— Begin —

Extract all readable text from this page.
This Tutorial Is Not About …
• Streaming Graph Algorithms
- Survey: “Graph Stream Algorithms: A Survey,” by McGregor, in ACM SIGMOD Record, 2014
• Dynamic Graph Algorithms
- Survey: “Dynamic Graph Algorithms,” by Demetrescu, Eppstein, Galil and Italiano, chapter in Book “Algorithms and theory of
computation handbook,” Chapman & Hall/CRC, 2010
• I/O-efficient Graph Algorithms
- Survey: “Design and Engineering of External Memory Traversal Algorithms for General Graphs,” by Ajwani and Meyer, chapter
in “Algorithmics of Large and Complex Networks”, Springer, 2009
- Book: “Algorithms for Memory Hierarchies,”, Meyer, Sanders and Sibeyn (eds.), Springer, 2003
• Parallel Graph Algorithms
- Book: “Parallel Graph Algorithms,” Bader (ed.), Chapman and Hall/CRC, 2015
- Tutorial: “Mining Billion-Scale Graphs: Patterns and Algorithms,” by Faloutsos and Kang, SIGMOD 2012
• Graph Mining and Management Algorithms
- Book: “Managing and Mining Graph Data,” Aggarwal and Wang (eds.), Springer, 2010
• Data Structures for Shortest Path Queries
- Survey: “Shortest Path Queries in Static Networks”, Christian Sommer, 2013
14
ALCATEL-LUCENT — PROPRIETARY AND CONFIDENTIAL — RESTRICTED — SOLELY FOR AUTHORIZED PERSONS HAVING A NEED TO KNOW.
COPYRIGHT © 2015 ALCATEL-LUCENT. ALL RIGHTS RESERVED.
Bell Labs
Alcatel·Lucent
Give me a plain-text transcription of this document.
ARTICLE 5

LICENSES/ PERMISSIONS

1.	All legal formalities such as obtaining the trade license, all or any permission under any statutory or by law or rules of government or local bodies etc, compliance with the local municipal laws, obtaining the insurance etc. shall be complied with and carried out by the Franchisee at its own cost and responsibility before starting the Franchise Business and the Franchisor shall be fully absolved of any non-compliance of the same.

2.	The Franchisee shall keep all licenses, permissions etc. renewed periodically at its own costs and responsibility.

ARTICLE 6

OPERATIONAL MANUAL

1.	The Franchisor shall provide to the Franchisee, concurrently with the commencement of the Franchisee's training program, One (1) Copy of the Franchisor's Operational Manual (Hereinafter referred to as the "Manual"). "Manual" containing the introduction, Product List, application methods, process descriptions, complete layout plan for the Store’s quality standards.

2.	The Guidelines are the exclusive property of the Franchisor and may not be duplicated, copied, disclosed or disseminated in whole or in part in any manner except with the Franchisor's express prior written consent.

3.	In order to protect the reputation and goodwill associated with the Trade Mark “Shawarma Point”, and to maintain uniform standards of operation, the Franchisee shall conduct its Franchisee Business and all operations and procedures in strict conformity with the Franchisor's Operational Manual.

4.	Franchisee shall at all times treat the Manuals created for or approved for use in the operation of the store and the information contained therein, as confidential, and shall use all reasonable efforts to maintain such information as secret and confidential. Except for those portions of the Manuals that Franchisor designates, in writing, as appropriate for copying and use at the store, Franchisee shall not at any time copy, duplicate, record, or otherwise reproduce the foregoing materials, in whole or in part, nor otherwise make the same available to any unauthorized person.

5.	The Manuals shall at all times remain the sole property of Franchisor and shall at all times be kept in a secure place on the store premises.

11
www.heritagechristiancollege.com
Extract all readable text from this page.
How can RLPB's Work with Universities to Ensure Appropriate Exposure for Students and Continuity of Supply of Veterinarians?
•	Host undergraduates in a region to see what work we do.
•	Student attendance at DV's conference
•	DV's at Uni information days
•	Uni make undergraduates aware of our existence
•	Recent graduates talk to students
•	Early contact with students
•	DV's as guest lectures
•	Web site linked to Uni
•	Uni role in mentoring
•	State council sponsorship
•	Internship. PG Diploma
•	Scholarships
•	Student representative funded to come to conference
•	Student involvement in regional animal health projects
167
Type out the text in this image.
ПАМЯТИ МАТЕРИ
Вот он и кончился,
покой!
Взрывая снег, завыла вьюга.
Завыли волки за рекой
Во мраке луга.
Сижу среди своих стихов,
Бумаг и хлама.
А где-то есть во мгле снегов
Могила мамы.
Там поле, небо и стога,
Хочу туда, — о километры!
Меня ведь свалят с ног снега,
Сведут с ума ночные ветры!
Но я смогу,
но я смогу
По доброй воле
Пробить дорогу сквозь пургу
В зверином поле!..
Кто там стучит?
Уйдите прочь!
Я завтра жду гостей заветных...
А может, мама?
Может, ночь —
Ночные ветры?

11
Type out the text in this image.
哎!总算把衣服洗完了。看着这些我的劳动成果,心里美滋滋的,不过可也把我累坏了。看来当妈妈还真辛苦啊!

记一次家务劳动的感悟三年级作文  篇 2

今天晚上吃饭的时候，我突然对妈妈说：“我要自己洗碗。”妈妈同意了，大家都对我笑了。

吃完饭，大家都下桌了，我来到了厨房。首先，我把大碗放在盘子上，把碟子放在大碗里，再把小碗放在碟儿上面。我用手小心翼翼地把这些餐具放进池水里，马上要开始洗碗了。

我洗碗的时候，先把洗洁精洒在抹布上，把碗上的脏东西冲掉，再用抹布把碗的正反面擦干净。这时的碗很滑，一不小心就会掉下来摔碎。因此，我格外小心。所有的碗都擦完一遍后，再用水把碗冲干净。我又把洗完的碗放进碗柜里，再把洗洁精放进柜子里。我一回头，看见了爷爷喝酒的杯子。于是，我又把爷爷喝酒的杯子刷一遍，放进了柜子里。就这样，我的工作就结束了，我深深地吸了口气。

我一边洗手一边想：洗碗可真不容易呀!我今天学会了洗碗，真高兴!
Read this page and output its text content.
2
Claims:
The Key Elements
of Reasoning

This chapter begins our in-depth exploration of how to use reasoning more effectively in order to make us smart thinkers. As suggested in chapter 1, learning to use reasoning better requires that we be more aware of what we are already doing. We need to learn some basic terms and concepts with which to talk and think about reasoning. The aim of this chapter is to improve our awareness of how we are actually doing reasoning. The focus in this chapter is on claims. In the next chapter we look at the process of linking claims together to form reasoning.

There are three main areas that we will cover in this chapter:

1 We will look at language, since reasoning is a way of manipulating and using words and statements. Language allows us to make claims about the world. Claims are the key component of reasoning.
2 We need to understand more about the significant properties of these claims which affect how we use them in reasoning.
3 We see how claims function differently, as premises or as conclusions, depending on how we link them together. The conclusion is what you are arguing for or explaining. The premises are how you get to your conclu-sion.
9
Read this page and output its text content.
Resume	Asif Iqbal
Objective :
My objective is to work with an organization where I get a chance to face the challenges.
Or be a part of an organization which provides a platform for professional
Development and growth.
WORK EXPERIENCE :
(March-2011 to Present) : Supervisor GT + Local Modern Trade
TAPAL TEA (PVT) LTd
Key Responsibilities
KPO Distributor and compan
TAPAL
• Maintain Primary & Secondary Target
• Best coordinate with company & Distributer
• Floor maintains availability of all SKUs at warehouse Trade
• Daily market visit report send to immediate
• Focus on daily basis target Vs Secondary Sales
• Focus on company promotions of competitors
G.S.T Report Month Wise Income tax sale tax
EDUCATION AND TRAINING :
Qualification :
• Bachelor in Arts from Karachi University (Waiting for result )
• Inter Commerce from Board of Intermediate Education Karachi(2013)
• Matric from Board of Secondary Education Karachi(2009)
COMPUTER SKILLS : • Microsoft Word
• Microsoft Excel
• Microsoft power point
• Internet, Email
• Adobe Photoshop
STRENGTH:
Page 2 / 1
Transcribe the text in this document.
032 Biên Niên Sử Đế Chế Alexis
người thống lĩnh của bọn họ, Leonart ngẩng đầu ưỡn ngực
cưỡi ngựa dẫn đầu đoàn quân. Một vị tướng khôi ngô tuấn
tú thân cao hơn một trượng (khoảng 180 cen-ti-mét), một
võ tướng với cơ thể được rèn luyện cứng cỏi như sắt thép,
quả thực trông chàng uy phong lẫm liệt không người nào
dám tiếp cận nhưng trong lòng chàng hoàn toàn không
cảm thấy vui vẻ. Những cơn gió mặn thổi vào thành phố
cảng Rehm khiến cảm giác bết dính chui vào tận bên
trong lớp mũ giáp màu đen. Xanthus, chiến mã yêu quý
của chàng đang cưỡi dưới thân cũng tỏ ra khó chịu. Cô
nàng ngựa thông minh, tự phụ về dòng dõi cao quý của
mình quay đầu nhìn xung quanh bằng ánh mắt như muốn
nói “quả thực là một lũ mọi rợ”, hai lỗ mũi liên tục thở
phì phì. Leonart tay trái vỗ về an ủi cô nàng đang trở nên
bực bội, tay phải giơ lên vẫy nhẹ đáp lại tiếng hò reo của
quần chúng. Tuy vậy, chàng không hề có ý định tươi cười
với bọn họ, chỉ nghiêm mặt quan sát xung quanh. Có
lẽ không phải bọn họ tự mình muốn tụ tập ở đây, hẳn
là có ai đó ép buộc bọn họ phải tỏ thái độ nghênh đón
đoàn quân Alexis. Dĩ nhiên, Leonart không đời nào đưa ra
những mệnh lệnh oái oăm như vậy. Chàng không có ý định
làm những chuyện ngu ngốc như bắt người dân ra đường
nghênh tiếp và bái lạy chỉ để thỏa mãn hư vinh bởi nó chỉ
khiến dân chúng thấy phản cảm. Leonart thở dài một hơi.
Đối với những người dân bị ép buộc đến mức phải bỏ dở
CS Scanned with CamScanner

— End —

Instructions for the task:
Return the lines beginning at the one that contains "Transcribe the text in this document." and continuing through the last line of the data, exactly as they stand and without any others.

Answer to this problem:
Transcribe the text in this document.
032 Biên Niên Sử Đế Chế Alexis
người thống lĩnh của bọn họ, Leonart ngẩng đầu ưỡn ngực
cưỡi ngựa dẫn đầu đoàn quân. Một vị tướng khôi ngô tuấn
tú thân cao hơn một trượng (khoảng 180 cen-ti-mét), một
võ tướng với cơ thể được rèn luyện cứng cỏi như sắt thép,
quả thực trông chàng uy phong lẫm liệt không người nào
dám tiếp cận nhưng trong lòng chàng hoàn toàn không
cảm thấy vui vẻ. Những cơn gió mặn thổi vào thành phố
cảng Rehm khiến cảm giác bết dính chui vào tận bên
trong lớp mũ giáp màu đen. Xanthus, chiến mã yêu quý
của chàng đang cưỡi dưới thân cũng tỏ ra khó chịu. Cô
nàng ngựa thông minh, tự phụ về dòng dõi cao quý của
mình quay đầu nhìn xung quanh bằng ánh mắt như muốn
nói “quả thực là một lũ mọi rợ”, hai lỗ mũi liên tục thở
phì phì. Leonart tay trái vỗ về an ủi cô nàng đang trở nên
bực bội, tay phải giơ lên vẫy nhẹ đáp lại tiếng hò reo của
quần chúng. Tuy vậy, chàng không hề có ý định tươi cười
với bọn họ, chỉ nghiêm mặt quan sát xung quanh. Có
lẽ không phải bọn họ tự mình muốn tụ tập ở đây, hẳn
là có ai đó ép buộc bọn họ phải tỏ thái độ nghênh đón
đoàn quân Alexis. Dĩ nhiên, Leonart không đời nào đưa ra
những mệnh lệnh oái oăm như vậy. Chàng không có ý định
làm những chuyện ngu ngốc như bắt người dân ra đường
nghênh tiếp và bái lạy chỉ để thỏa mãn hư vinh bởi nó chỉ
khiến dân chúng thấy phản cảm. Leonart thở dài một hơi.
Đối với những người dân bị ép buộc đến mức phải bỏ dở
CS Scanned with CamScanner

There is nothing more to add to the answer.